Extracted data entries:
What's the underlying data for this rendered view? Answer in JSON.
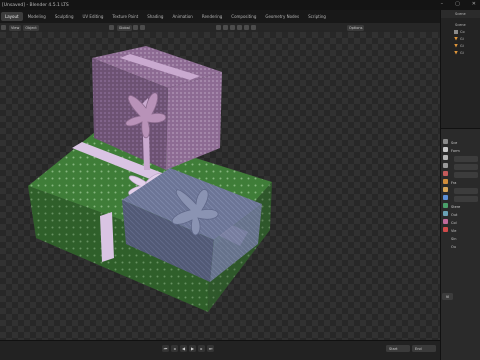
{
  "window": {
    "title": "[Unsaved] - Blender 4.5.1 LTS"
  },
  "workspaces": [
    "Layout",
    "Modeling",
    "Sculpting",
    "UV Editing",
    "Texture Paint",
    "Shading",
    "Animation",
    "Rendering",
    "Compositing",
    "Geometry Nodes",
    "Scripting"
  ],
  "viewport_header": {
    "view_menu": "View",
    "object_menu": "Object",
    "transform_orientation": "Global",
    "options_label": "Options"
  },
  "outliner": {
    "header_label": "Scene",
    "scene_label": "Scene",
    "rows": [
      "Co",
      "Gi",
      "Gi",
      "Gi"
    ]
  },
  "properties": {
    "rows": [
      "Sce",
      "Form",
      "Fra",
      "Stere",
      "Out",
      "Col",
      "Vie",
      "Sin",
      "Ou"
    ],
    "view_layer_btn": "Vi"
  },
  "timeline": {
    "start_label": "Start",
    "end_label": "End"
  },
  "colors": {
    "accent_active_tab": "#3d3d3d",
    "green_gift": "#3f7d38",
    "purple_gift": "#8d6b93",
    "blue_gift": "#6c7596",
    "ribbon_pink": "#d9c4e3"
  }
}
...
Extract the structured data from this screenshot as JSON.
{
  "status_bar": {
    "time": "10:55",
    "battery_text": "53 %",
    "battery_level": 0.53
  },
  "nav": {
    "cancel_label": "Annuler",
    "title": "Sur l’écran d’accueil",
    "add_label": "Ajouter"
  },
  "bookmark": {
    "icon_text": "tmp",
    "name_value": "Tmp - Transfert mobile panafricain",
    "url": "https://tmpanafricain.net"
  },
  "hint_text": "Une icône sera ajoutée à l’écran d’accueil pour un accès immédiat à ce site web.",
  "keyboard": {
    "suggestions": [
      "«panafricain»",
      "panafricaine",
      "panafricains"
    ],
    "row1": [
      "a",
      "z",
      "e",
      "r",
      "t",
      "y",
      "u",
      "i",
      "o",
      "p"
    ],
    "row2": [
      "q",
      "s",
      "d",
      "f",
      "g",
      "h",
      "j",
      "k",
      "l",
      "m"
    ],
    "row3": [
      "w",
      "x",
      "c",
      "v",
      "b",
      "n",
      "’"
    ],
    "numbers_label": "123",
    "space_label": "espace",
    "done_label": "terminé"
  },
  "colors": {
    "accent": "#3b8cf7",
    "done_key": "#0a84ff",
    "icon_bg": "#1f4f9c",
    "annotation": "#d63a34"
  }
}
==
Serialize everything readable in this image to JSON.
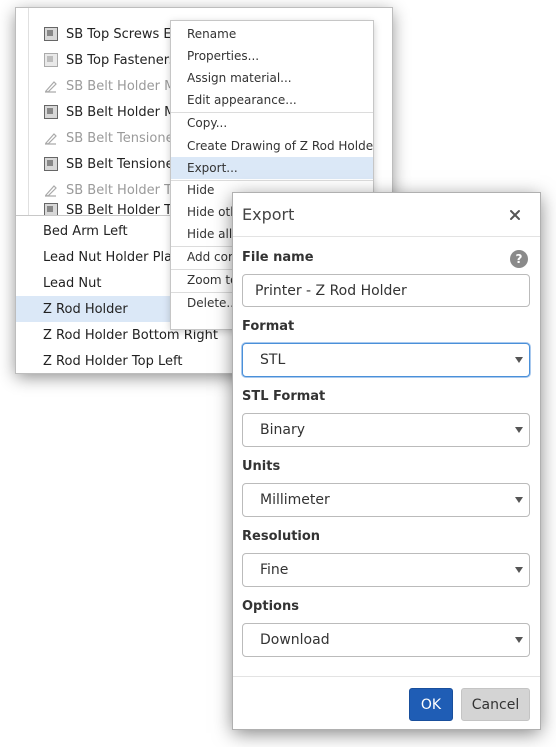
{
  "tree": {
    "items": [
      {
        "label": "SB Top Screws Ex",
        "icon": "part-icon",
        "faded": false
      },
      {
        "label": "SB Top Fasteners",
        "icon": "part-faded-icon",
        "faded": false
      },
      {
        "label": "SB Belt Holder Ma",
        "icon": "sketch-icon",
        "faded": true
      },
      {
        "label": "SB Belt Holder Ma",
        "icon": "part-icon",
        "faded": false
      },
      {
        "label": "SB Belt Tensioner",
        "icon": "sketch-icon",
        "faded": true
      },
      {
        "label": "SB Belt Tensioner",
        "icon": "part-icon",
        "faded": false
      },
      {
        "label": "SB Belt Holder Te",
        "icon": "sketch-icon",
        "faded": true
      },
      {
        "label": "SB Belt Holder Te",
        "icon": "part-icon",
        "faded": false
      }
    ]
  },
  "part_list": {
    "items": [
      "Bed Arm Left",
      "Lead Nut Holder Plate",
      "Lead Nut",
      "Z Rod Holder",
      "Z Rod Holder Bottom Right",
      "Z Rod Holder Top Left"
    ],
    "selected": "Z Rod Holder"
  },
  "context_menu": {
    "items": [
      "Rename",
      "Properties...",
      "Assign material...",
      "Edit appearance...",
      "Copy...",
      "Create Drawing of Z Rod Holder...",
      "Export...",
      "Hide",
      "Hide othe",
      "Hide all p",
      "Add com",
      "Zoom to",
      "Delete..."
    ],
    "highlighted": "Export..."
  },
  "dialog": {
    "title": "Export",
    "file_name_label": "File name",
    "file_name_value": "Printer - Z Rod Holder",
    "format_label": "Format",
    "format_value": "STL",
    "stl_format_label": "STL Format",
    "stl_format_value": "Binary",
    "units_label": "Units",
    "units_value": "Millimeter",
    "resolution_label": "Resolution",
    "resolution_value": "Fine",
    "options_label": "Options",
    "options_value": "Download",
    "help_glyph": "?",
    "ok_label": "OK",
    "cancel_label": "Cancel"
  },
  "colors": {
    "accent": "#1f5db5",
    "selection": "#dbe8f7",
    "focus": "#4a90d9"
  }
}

Directions: Check the data for the word "title" and pull out the lines that have it.

Solution to the exercise:
    "title": "[Unsaved] - Blender 4.5.1 LTS"
    "title": "Sur l’écran d’accueil",
    "title": "Export",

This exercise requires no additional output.